* Exercise
Tally the lines that contain the string "Southwestern" and state that total without comment.

* Material supplied
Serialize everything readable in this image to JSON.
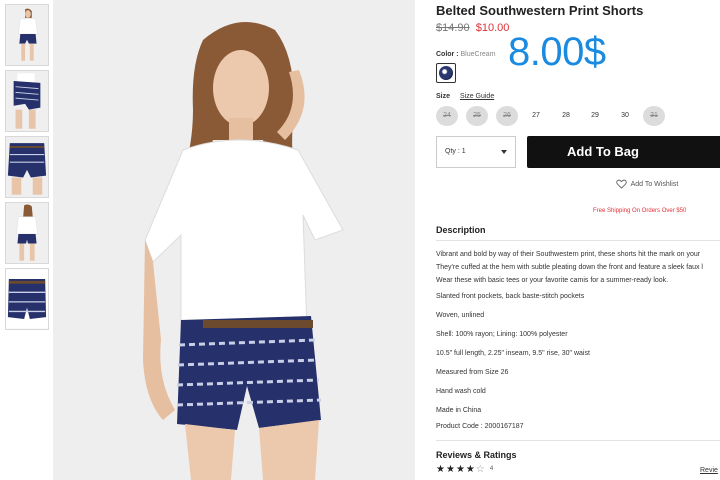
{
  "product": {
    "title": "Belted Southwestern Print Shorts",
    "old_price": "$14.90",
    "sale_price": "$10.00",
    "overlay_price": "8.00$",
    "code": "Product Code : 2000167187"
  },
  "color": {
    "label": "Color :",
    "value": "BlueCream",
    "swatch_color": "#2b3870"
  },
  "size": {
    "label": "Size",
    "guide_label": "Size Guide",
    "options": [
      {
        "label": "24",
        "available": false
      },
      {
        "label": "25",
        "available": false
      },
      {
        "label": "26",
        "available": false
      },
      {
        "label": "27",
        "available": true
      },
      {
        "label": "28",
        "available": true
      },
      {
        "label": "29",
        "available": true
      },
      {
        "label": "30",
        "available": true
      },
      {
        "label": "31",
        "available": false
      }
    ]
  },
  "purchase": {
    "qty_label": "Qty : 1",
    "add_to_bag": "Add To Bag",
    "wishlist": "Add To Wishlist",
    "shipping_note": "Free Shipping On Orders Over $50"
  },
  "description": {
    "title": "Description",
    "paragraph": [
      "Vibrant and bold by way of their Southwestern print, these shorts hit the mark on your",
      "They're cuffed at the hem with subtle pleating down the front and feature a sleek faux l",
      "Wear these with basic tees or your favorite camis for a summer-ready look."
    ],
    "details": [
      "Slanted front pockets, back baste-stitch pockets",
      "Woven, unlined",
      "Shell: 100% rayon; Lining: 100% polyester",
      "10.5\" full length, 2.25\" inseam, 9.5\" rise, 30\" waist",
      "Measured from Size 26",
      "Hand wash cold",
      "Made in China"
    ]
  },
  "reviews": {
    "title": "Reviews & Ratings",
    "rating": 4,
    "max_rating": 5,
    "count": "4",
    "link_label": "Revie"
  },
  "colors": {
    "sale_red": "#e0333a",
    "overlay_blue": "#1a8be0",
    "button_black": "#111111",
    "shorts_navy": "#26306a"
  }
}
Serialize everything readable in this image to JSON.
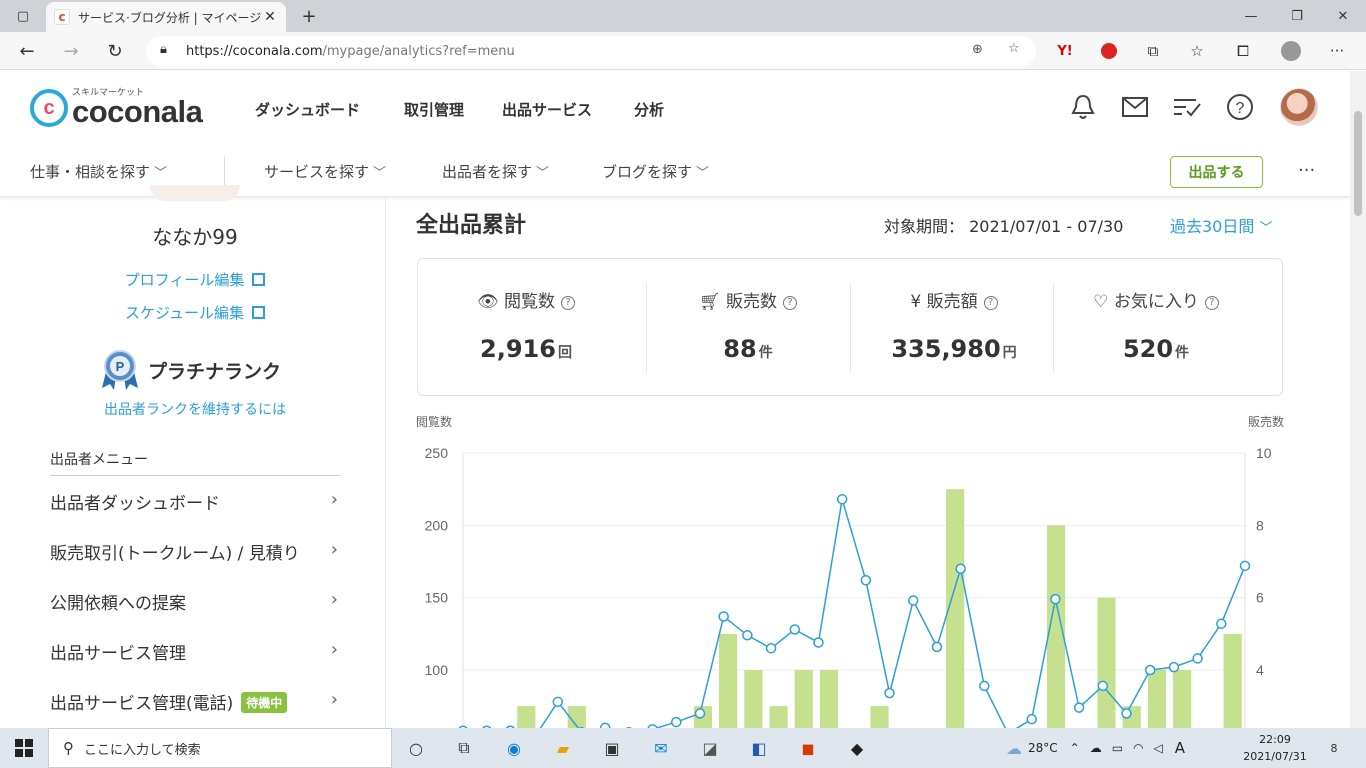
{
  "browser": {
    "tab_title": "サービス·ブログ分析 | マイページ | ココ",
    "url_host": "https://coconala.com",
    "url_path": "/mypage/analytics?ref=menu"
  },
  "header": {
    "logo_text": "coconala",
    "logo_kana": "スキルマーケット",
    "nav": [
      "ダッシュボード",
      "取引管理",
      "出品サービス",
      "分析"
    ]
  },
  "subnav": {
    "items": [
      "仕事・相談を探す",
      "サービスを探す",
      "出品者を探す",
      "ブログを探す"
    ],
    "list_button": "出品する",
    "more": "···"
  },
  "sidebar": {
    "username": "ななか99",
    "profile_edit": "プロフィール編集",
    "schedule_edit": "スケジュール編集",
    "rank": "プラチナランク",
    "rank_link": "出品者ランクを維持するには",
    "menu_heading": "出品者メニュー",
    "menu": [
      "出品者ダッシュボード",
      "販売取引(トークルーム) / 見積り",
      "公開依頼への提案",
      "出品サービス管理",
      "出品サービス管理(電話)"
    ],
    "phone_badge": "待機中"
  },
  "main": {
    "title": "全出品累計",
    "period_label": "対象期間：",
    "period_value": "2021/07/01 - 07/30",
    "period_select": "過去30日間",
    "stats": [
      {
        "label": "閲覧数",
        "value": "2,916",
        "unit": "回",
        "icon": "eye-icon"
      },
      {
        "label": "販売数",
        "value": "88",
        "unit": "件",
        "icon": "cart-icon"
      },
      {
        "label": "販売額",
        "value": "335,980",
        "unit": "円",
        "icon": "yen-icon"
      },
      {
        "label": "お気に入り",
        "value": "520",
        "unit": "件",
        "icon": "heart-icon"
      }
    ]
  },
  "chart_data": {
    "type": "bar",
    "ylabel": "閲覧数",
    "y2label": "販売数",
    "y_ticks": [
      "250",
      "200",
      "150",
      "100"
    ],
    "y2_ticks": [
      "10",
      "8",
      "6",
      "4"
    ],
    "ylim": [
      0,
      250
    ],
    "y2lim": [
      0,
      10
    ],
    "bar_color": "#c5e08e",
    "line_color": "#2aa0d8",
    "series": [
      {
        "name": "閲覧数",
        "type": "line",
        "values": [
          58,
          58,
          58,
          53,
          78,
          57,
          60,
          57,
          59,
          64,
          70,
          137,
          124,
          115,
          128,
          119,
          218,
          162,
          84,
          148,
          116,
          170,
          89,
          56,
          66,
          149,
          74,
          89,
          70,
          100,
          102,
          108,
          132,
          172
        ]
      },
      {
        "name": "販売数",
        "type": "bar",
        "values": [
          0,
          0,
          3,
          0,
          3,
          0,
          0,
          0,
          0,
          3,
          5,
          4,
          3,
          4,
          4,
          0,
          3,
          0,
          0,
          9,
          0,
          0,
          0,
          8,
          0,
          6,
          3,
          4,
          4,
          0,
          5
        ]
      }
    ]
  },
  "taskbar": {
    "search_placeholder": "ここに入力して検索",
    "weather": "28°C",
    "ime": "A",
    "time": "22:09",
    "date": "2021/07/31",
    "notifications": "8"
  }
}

* Expected answer
2